Provided entries =>
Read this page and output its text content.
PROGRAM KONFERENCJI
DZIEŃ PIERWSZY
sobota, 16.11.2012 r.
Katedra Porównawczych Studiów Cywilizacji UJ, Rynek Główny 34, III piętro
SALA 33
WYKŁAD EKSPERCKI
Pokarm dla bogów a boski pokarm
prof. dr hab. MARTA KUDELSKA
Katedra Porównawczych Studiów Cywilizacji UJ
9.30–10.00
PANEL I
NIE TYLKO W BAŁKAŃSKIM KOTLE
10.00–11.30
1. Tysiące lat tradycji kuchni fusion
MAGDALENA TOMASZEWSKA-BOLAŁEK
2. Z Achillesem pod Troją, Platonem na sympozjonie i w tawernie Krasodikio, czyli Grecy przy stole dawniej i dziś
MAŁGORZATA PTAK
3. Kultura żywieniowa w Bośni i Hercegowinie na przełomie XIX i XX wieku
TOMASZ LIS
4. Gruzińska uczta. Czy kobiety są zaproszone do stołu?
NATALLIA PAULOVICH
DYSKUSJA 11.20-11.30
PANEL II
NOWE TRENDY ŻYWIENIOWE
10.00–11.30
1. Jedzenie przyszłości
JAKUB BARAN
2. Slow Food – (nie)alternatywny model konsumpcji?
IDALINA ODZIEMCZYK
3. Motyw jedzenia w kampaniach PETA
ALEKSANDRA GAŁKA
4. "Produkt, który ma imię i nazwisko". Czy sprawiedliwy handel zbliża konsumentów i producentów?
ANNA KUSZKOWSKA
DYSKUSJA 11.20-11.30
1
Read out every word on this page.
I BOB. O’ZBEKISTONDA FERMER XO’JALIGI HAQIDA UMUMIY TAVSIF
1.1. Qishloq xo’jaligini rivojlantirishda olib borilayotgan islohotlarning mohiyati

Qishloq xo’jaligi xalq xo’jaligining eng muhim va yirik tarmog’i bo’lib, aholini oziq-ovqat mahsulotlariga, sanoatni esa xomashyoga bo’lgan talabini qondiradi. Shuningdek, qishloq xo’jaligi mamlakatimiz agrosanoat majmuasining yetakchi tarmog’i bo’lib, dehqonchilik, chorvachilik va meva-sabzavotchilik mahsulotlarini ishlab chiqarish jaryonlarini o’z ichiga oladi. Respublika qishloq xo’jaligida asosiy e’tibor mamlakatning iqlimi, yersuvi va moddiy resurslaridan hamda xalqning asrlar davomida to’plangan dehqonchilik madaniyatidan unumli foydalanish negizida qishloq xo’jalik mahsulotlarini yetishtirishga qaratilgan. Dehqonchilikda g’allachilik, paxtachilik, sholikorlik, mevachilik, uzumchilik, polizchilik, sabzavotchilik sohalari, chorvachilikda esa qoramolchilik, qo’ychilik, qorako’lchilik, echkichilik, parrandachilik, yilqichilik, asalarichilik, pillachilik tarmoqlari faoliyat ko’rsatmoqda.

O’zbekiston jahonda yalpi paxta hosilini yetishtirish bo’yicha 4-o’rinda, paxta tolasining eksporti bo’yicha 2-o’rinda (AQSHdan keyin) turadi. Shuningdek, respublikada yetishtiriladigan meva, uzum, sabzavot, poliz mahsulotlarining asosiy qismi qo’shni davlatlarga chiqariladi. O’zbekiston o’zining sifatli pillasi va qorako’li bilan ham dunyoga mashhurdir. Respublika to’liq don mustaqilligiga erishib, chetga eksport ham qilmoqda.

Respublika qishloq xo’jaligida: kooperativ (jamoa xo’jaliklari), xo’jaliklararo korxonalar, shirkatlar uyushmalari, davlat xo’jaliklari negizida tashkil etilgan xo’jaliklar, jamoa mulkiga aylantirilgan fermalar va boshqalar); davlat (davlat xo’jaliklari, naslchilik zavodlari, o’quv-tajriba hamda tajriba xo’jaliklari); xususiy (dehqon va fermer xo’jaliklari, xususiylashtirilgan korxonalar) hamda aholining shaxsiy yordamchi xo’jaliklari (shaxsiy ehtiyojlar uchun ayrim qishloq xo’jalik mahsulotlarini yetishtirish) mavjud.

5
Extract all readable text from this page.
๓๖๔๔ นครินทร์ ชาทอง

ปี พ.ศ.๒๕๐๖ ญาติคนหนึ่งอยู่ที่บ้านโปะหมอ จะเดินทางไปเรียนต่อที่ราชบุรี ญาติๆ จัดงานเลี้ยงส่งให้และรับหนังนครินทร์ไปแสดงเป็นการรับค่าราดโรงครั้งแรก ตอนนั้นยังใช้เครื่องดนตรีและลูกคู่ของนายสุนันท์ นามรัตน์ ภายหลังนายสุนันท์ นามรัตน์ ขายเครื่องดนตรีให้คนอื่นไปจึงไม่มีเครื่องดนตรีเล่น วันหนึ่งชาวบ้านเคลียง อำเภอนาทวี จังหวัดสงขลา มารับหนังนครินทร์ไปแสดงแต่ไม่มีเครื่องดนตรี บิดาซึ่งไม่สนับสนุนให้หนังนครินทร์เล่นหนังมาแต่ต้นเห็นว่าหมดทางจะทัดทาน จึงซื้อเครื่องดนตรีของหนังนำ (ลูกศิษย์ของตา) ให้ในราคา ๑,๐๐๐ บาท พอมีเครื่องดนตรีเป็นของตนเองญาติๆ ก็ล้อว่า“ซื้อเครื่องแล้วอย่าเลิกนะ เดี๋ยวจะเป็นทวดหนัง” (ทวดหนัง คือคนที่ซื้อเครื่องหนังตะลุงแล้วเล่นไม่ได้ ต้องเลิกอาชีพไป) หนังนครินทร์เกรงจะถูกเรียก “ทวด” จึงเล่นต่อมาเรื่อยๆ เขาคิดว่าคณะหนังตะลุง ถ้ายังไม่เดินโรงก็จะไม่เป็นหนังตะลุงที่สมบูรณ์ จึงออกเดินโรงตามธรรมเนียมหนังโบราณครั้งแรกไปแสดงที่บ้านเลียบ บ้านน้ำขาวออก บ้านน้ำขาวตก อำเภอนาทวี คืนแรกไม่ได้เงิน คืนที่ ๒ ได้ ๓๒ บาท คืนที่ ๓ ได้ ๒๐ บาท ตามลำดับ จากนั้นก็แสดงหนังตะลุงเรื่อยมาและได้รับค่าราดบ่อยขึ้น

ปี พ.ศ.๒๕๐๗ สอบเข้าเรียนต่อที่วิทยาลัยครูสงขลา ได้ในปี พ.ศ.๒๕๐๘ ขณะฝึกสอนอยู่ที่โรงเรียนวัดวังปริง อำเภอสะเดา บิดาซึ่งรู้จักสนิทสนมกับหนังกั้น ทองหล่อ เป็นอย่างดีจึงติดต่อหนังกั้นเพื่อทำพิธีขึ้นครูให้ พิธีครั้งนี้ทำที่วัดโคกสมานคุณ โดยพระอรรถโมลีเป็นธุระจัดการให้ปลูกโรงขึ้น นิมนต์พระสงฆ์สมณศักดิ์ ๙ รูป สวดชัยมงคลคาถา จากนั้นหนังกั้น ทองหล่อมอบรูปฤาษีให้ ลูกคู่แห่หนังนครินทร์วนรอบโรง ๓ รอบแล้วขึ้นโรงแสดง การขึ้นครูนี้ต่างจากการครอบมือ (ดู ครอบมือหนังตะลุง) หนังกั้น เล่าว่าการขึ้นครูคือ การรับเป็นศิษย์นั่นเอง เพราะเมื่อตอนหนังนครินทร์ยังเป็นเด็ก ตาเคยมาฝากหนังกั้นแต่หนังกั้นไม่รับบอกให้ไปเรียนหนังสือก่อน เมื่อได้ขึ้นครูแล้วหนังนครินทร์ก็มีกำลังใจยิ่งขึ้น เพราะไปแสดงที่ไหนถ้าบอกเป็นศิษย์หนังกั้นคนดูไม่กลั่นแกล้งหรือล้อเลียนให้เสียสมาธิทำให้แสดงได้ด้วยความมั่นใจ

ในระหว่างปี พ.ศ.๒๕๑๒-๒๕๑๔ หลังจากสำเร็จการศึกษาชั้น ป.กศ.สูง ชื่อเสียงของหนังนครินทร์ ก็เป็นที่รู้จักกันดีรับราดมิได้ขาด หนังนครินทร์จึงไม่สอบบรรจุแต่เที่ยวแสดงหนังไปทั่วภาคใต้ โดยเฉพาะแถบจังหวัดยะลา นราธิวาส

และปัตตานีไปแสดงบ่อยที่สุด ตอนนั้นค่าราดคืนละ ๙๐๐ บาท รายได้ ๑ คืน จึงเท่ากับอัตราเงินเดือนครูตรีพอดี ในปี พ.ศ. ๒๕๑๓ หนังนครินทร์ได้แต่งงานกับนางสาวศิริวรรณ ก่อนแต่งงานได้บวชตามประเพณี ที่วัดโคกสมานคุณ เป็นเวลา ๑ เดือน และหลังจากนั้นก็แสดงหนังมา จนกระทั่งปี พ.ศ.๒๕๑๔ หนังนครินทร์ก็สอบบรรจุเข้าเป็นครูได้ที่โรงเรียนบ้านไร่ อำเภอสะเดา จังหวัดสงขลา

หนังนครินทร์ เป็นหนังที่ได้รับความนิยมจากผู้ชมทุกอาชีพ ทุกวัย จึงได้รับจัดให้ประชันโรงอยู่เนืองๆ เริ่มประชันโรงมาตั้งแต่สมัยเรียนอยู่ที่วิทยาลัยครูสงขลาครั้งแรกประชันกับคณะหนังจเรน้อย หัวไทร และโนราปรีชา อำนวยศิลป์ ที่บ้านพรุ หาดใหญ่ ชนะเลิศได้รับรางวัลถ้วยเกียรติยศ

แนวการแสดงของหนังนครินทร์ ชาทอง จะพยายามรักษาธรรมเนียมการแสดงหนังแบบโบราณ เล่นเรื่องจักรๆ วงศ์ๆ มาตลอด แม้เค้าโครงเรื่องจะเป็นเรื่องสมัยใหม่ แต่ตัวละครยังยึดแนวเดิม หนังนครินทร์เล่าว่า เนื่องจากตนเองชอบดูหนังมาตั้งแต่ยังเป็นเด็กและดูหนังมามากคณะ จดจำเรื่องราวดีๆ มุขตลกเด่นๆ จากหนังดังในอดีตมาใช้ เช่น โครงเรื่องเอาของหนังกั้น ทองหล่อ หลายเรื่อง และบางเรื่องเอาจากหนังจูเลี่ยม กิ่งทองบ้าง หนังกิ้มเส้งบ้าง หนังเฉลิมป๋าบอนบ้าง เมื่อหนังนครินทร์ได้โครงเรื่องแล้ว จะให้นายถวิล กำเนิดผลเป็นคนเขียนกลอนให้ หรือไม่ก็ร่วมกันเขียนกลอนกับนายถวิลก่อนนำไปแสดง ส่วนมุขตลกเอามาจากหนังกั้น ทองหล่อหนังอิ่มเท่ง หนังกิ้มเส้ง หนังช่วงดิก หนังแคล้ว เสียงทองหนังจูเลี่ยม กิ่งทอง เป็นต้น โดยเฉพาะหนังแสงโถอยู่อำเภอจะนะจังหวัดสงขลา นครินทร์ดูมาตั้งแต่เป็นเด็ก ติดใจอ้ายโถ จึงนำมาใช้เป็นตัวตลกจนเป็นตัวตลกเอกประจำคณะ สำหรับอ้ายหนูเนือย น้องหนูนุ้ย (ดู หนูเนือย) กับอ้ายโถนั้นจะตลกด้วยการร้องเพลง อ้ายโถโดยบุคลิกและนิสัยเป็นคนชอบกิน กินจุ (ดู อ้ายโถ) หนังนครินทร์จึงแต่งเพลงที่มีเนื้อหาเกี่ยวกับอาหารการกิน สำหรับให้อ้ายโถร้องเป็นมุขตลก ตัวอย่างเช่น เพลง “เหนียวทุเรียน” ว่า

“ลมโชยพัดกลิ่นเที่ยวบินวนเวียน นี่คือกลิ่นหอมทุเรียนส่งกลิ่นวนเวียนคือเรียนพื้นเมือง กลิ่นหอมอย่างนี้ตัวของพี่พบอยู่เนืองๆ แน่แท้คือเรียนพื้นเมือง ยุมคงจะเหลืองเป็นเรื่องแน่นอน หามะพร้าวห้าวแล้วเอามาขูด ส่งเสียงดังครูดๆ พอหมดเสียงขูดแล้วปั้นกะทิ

Given request => List each line of the records that holds the string "กอาช".

Result for this exercise =>
ปี พ.ศ.๒๕๐๖ ญาติคนหนึ่งอยู่ที่บ้านโปะหมอ จะเดินทางไปเรียนต่อที่ราชบุรี ญาติๆ จัดงานเลี้ยงส่งให้และรับหนังนครินทร์ไปแสดงเป็นการรับค่าราดโรงครั้งแรก ตอนนั้นยังใช้เครื่องดนตรีและลูกคู่ของนายสุนันท์ นามรัตน์ ภายหลังนายสุนันท์ นามรัตน์ ขายเครื่องดนตรีให้คนอื่นไปจึงไม่มีเครื่องดนตรีเล่น วันหนึ่งชาวบ้านเคลียง อำเภอนาทวี จังหวัดสงขลา มารับหนังนครินทร์ไปแสดงแต่ไม่มีเครื่องดนตรี บิดาซึ่งไม่สนับสนุนให้หนังนครินทร์เล่นหนังมาแต่ต้นเห็นว่าหมดทางจะทัดทาน จึงซื้อเครื่องดนตรีของหนังนำ (ลูกศิษย์ของตา) ให้ในราคา ๑,๐๐๐ บาท พอมีเครื่องดนตรีเป็นของตนเองญาติๆ ก็ล้อว่า“ซื้อเครื่องแล้วอย่าเลิกนะ เดี๋ยวจะเป็นทวดหนัง” (ทวดหนัง คือคนที่ซื้อเครื่องหนังตะลุงแล้วเล่นไม่ได้ ต้องเลิกอาชีพไป) หนังนครินทร์เกรงจะถูกเรียก “ทวด” จึงเล่นต่อมาเรื่อยๆ เขาคิดว่าคณะหนังตะลุง ถ้ายังไม่เดินโรงก็จะไม่เป็นหนังตะลุงที่สมบูรณ์ จึงออกเดินโรงตามธรรมเนียมหนังโบราณครั้งแรกไปแสดงที่บ้านเลียบ บ้านน้ำขาวออก บ้านน้ำขาวตก อำเภอนาทวี คืนแรกไม่ได้เงิน คืนที่ ๒ ได้ ๓๒ บาท คืนที่ ๓ ได้ ๒๐ บาท ตามลำดับ จากนั้นก็แสดงหนังตะลุงเรื่อยมาและได้รับค่าราดบ่อยขึ้น
หนังนครินทร์ เป็นหนังที่ได้รับความนิยมจากผู้ชมทุกอาชีพ ทุกวัย จึงได้รับจัดให้ประชันโรงอยู่เนืองๆ เริ่มประชันโรงมาตั้งแต่สมัยเรียนอยู่ที่วิทยาลัยครูสงขลาครั้งแรกประชันกับคณะหนังจเรน้อย หัวไทร และโนราปรีชา อำนวยศิลป์ ที่บ้านพรุ หาดใหญ่ ชนะเลิศได้รับรางวัลถ้วยเกียรติยศ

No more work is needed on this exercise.